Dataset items
============================================================

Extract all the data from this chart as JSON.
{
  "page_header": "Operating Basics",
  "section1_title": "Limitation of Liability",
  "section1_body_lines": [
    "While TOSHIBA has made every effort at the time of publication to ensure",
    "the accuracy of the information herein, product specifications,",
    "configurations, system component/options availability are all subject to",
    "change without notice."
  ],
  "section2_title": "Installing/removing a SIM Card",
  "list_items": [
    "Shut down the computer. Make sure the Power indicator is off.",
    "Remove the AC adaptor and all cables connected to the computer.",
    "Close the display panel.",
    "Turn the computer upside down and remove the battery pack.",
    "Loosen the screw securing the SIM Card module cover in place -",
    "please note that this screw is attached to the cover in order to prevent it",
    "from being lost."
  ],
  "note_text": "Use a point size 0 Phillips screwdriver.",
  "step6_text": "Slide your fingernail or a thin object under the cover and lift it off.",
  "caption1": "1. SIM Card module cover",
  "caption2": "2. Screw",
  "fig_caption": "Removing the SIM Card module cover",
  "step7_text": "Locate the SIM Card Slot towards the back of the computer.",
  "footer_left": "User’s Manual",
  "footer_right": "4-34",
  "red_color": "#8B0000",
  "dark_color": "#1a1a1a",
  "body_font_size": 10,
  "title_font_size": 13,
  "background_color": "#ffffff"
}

============================================================

> **Work to be completed**: Print all of the data exactly as it was given.

> **Task output**:
Extract all the data from this chart as JSON.
{
  "page_header": "Operating Basics",
  "section1_title": "Limitation of Liability",
  "section1_body_lines": [
    "While TOSHIBA has made every effort at the time of publication to ensure",
    "the accuracy of the information herein, product specifications,",
    "configurations, system component/options availability are all subject to",
    "change without notice."
  ],
  "section2_title": "Installing/removing a SIM Card",
  "list_items": [
    "Shut down the computer. Make sure the Power indicator is off.",
    "Remove the AC adaptor and all cables connected to the computer.",
    "Close the display panel.",
    "Turn the computer upside down and remove the battery pack.",
    "Loosen the screw securing the SIM Card module cover in place -",
    "please note that this screw is attached to the cover in order to prevent it",
    "from being lost."
  ],
  "note_text": "Use a point size 0 Phillips screwdriver.",
  "step6_text": "Slide your fingernail or a thin object under the cover and lift it off.",
  "caption1": "1. SIM Card module cover",
  "caption2": "2. Screw",
  "fig_caption": "Removing the SIM Card module cover",
  "step7_text": "Locate the SIM Card Slot towards the back of the computer.",
  "footer_left": "User’s Manual",
  "footer_right": "4-34",
  "red_color": "#8B0000",
  "dark_color": "#1a1a1a",
  "body_font_size": 10,
  "title_font_size": 13,
  "background_color": "#ffffff"
}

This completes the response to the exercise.